- Material
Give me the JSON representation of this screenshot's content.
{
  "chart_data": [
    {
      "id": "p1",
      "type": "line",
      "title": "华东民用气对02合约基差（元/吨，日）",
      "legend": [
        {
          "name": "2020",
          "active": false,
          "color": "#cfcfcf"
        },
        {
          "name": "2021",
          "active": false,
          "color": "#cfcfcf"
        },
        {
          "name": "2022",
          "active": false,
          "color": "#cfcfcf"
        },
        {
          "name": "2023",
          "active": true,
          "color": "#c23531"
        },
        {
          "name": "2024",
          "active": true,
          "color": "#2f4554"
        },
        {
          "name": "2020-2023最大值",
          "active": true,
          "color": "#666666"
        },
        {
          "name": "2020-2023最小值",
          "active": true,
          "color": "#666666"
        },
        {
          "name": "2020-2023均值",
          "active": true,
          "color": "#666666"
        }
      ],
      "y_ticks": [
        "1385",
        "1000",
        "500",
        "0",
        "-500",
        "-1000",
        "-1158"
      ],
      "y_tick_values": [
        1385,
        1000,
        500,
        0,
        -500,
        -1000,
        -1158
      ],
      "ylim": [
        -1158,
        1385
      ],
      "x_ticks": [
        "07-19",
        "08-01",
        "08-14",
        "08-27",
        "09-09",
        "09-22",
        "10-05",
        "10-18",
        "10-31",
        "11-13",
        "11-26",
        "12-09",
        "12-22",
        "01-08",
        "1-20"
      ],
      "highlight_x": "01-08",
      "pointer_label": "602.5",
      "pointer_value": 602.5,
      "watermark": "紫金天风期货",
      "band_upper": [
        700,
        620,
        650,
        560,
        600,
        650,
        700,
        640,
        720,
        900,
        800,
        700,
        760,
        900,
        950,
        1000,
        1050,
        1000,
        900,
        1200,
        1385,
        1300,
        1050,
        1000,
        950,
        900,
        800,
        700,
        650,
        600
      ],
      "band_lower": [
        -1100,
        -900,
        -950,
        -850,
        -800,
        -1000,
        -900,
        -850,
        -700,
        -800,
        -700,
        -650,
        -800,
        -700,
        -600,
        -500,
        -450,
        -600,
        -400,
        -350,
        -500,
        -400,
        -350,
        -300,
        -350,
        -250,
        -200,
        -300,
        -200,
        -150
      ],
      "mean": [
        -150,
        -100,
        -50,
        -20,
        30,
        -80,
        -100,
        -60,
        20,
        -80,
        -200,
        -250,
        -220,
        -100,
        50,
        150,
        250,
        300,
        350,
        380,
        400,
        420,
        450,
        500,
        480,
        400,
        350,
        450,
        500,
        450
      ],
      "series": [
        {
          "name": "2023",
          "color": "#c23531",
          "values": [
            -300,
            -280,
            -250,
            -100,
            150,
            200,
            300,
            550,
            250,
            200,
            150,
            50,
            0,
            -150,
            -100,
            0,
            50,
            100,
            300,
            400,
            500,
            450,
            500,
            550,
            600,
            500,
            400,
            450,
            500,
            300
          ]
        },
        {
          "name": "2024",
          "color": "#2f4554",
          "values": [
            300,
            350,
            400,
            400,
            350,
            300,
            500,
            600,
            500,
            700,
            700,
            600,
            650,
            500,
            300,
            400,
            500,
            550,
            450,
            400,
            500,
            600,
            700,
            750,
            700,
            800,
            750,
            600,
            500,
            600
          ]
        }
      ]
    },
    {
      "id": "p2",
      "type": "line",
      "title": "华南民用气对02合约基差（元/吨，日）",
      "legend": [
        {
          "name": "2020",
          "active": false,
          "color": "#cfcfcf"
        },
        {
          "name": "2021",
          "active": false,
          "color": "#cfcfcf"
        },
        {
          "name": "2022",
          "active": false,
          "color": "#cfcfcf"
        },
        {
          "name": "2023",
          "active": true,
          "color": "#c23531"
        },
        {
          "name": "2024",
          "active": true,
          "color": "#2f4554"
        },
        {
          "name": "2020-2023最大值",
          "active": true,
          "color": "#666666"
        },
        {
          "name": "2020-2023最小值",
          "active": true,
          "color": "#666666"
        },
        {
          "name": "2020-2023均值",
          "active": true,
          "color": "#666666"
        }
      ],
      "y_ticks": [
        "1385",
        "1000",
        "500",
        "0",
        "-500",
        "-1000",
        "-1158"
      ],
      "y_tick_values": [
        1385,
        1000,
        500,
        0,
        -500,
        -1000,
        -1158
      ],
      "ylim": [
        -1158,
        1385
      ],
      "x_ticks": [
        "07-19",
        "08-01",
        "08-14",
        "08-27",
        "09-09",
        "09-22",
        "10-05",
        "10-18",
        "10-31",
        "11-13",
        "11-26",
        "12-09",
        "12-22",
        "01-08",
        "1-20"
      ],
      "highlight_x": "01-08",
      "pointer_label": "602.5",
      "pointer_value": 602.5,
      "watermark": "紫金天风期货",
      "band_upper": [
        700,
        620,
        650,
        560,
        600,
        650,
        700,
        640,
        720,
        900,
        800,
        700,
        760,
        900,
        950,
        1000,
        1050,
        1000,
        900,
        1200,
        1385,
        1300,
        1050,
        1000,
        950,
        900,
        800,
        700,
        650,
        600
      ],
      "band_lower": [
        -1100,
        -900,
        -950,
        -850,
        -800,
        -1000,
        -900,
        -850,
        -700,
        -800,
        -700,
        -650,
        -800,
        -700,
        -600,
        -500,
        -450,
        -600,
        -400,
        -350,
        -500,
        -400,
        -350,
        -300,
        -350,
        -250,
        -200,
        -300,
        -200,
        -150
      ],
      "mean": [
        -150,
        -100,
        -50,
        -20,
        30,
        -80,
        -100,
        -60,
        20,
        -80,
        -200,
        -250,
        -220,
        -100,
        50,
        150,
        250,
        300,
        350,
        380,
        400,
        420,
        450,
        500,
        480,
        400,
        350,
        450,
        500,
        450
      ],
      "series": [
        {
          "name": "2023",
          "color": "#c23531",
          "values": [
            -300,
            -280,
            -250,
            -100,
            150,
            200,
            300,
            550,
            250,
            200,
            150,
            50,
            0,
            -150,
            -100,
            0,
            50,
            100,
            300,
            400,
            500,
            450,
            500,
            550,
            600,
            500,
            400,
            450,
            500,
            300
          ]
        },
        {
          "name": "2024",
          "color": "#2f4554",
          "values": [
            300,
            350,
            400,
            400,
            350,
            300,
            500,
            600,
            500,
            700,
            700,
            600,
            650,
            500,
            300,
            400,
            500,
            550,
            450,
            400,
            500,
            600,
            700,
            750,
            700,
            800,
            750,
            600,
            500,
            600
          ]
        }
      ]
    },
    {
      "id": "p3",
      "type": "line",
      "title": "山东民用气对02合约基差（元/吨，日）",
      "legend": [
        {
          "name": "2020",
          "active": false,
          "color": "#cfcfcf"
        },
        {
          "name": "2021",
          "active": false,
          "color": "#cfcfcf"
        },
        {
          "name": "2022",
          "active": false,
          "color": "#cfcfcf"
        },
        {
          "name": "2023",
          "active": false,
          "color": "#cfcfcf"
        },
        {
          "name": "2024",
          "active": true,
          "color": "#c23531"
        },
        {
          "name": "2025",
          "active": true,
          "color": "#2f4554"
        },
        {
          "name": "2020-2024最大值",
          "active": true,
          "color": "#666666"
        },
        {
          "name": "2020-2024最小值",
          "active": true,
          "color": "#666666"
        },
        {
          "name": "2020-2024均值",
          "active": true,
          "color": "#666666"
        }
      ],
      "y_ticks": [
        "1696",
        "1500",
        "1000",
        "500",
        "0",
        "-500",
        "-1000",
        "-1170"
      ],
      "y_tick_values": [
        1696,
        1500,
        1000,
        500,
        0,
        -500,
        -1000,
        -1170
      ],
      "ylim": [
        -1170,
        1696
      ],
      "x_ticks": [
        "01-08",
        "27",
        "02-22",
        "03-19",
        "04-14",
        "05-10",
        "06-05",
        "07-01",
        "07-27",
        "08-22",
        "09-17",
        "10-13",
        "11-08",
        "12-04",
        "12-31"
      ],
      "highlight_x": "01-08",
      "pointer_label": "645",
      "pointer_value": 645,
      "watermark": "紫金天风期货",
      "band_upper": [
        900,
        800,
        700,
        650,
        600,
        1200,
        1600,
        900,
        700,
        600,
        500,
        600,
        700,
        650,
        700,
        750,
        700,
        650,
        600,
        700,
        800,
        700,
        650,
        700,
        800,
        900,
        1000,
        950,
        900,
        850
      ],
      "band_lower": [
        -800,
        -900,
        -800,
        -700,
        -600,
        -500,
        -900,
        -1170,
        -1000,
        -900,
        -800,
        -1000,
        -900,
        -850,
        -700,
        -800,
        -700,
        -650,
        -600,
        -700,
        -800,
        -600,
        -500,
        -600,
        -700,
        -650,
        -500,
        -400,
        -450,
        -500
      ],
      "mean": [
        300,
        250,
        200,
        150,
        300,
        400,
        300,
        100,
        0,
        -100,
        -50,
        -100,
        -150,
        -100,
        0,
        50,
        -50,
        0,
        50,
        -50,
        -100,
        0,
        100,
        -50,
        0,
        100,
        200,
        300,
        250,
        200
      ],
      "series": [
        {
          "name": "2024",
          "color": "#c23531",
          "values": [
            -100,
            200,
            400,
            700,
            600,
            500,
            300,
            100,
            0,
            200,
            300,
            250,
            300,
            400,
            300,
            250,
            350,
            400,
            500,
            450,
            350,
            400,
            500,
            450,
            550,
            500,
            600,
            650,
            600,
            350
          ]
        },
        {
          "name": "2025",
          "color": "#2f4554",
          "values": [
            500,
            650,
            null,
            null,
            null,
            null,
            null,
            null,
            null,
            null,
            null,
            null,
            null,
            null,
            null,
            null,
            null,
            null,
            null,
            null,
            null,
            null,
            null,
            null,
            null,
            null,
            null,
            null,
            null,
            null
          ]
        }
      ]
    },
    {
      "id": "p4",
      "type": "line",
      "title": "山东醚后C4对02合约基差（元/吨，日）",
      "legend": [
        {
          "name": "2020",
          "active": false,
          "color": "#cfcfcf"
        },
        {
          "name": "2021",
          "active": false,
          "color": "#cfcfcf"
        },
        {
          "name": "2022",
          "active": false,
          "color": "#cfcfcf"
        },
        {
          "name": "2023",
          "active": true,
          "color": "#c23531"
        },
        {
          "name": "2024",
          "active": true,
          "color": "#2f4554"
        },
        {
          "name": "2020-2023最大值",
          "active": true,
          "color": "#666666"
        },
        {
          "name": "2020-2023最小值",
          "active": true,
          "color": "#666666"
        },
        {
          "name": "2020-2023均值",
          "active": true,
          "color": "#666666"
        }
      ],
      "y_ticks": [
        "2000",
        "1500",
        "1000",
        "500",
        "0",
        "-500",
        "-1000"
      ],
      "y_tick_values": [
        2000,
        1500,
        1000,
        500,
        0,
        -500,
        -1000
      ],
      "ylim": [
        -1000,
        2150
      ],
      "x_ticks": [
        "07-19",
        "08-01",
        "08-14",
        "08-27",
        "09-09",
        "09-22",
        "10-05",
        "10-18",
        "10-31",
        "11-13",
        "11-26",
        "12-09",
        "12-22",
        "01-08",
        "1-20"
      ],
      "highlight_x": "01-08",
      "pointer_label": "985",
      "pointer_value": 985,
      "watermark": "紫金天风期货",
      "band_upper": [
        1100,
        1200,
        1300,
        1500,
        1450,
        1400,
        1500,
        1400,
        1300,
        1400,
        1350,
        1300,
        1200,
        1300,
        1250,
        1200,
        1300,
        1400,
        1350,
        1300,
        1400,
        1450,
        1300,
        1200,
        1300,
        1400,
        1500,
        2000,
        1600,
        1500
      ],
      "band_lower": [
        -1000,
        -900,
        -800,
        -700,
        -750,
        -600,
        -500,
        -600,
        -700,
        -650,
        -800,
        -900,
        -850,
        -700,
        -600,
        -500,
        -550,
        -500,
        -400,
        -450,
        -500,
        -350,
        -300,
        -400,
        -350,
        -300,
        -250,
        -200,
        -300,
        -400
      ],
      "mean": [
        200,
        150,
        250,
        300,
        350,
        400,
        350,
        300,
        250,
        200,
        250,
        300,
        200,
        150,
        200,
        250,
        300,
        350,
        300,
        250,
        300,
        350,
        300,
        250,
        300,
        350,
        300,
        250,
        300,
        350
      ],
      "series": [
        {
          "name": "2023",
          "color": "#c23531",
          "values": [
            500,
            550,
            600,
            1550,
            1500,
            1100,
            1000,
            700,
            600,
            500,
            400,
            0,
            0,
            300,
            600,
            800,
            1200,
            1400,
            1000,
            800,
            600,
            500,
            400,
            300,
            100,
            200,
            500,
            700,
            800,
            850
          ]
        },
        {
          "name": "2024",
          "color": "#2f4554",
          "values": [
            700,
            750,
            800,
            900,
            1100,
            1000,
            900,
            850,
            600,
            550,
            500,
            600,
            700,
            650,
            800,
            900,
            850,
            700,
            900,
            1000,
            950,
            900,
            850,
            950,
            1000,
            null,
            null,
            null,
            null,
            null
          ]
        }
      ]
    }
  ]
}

- Exercise goal
Pull out every line of the records above that contains the word "title".

- Right answer
      "title": "华东民用气对02合约基差（元/吨，日）",
      "title": "华南民用气对02合约基差（元/吨，日）",
      "title": "山东民用气对02合约基差（元/吨，日）",
      "title": "山东醚后C4对02合约基差（元/吨，日）",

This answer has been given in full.